__Work to complete__: Rewrite the part of the records that runs from their start through the line containing "heatmap-cell [138,253,148,258]", replacing "pixel" with "image" and leaving everything else unchanged.

(Layout region records)
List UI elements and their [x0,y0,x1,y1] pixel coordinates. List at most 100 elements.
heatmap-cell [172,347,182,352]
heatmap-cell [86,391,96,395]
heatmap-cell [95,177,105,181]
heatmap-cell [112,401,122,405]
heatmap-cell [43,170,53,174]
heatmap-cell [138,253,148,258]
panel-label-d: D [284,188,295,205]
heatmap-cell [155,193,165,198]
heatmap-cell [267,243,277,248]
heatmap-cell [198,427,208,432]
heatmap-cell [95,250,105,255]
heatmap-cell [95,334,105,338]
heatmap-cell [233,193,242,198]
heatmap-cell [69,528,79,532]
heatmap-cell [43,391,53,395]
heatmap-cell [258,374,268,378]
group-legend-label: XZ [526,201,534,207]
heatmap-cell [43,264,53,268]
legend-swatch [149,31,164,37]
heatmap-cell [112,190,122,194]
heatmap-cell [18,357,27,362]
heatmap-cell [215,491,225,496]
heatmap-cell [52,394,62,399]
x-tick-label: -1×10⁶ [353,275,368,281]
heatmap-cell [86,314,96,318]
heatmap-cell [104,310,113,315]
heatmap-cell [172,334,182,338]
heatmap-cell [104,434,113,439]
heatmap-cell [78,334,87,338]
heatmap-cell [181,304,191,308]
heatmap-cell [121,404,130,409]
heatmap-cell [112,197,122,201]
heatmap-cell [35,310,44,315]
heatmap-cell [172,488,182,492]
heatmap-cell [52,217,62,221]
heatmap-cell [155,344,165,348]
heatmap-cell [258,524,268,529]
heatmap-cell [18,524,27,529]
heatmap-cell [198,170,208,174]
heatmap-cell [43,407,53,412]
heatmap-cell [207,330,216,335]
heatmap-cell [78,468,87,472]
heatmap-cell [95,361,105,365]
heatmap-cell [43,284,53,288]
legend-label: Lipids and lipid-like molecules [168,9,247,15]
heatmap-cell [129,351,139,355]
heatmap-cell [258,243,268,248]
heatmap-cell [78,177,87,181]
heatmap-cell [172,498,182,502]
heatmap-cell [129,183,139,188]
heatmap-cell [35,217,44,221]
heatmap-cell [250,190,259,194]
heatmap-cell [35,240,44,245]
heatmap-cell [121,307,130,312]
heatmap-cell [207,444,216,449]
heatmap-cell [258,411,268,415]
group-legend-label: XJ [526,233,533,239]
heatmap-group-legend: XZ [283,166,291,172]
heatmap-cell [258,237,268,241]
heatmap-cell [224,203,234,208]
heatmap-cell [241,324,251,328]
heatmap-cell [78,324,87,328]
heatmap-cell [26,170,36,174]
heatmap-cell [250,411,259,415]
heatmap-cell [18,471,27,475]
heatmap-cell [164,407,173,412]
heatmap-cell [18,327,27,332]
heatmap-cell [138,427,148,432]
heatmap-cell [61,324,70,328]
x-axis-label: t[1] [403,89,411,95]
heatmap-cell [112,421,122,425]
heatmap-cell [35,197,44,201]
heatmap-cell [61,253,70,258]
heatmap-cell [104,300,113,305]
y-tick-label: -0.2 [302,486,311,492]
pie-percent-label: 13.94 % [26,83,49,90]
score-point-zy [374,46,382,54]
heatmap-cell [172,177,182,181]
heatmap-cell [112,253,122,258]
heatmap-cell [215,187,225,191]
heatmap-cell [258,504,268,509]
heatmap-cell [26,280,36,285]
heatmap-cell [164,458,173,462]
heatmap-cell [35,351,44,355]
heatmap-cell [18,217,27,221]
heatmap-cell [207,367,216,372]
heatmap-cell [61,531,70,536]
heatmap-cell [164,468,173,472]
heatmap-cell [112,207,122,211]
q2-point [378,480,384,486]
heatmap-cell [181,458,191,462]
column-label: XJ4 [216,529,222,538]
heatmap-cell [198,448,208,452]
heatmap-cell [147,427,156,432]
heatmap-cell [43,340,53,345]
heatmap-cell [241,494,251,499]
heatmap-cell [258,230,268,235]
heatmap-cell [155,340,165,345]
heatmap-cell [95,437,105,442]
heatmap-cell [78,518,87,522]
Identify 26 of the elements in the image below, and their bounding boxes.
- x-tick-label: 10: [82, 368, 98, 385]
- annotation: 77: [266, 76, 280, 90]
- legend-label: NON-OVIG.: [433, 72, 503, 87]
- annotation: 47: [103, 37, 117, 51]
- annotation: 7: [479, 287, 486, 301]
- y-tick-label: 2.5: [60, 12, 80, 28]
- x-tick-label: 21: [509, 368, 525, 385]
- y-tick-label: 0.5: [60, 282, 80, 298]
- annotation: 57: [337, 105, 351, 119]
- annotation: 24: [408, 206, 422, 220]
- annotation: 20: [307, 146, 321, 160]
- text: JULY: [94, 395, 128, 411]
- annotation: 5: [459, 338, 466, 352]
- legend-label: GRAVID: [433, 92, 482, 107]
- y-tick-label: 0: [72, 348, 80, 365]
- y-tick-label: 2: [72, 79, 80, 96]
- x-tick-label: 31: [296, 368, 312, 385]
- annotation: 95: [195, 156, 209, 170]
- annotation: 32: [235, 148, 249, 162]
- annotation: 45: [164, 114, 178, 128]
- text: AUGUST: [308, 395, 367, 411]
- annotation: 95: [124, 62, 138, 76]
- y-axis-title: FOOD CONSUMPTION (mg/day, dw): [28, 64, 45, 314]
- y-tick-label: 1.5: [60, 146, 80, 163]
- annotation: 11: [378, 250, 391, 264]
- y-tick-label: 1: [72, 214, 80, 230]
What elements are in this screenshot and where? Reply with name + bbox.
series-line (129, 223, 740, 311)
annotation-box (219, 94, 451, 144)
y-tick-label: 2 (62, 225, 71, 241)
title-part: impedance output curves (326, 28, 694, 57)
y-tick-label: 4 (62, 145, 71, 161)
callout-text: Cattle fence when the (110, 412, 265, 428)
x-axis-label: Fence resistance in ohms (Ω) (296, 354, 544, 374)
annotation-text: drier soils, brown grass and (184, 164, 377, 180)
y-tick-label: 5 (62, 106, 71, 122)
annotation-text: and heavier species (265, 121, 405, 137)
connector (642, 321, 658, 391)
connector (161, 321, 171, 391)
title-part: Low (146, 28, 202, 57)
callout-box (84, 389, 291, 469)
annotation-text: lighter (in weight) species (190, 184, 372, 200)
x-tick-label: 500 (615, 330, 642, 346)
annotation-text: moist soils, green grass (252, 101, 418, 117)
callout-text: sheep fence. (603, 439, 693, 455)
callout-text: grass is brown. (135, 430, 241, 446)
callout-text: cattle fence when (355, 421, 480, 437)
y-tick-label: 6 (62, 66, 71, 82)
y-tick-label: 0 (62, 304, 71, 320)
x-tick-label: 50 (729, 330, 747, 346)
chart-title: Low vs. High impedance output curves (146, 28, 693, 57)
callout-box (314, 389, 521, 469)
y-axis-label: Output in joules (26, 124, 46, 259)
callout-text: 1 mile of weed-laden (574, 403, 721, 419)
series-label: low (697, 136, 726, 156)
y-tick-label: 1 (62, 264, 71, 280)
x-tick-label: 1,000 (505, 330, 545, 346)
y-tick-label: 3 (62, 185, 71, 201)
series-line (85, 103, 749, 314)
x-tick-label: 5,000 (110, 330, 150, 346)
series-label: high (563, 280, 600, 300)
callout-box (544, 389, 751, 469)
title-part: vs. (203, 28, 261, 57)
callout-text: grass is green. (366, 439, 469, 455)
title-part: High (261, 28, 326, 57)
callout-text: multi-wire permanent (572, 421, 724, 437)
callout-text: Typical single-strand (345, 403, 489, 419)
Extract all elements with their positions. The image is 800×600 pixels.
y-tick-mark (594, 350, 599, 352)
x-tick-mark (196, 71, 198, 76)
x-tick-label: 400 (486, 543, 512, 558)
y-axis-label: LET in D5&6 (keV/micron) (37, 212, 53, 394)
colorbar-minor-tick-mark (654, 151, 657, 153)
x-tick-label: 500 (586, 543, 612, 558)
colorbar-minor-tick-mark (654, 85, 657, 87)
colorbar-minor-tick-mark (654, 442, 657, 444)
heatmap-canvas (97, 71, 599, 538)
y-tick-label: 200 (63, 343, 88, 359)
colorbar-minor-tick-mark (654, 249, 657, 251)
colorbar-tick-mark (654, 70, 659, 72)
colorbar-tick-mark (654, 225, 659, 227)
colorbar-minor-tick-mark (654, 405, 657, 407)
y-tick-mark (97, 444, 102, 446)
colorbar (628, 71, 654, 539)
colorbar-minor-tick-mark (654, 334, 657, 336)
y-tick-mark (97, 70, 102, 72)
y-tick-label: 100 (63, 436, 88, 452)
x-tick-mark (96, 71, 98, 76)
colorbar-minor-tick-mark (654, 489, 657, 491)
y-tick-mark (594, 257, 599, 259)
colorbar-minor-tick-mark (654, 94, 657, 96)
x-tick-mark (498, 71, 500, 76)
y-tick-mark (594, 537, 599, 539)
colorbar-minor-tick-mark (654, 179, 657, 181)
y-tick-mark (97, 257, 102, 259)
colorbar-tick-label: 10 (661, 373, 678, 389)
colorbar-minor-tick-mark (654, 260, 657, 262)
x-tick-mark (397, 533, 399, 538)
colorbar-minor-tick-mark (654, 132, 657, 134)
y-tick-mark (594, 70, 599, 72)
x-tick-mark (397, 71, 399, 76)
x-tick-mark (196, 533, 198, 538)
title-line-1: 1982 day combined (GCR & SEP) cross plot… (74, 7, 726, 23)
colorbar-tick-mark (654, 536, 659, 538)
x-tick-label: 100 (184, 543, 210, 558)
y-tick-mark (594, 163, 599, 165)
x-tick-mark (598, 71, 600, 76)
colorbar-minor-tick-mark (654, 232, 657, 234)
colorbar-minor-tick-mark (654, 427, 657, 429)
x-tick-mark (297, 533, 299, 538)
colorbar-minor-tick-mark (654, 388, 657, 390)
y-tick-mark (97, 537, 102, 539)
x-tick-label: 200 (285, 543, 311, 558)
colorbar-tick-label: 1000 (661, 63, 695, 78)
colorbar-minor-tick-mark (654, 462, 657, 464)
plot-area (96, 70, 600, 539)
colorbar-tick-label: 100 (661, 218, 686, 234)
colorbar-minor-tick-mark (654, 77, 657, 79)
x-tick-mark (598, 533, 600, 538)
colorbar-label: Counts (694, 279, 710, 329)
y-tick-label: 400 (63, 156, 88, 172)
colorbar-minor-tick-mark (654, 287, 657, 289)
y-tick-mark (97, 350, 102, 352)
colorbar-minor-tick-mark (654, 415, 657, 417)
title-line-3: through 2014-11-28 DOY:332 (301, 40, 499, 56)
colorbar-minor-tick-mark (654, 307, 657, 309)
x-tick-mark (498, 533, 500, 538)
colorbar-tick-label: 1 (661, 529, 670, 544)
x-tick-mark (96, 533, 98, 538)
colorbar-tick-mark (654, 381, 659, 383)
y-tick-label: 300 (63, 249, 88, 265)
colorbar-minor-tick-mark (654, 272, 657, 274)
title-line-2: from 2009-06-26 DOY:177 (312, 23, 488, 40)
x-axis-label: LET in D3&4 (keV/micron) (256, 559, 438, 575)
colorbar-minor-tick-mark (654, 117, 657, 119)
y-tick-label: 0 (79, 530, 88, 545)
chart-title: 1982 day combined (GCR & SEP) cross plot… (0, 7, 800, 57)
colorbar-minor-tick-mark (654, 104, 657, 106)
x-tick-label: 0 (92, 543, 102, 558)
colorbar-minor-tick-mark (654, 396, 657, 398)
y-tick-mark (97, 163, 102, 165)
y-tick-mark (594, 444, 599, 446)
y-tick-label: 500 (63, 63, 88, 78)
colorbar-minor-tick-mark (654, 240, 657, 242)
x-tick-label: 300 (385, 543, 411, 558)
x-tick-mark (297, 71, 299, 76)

__Answer to this problem__:
List UI elements and their [x0,y0,x1,y1] image coordinates. List at most 100 elements.
heatmap-cell [172,347,182,352]
heatmap-cell [86,391,96,395]
heatmap-cell [95,177,105,181]
heatmap-cell [112,401,122,405]
heatmap-cell [43,170,53,174]
heatmap-cell [138,253,148,258]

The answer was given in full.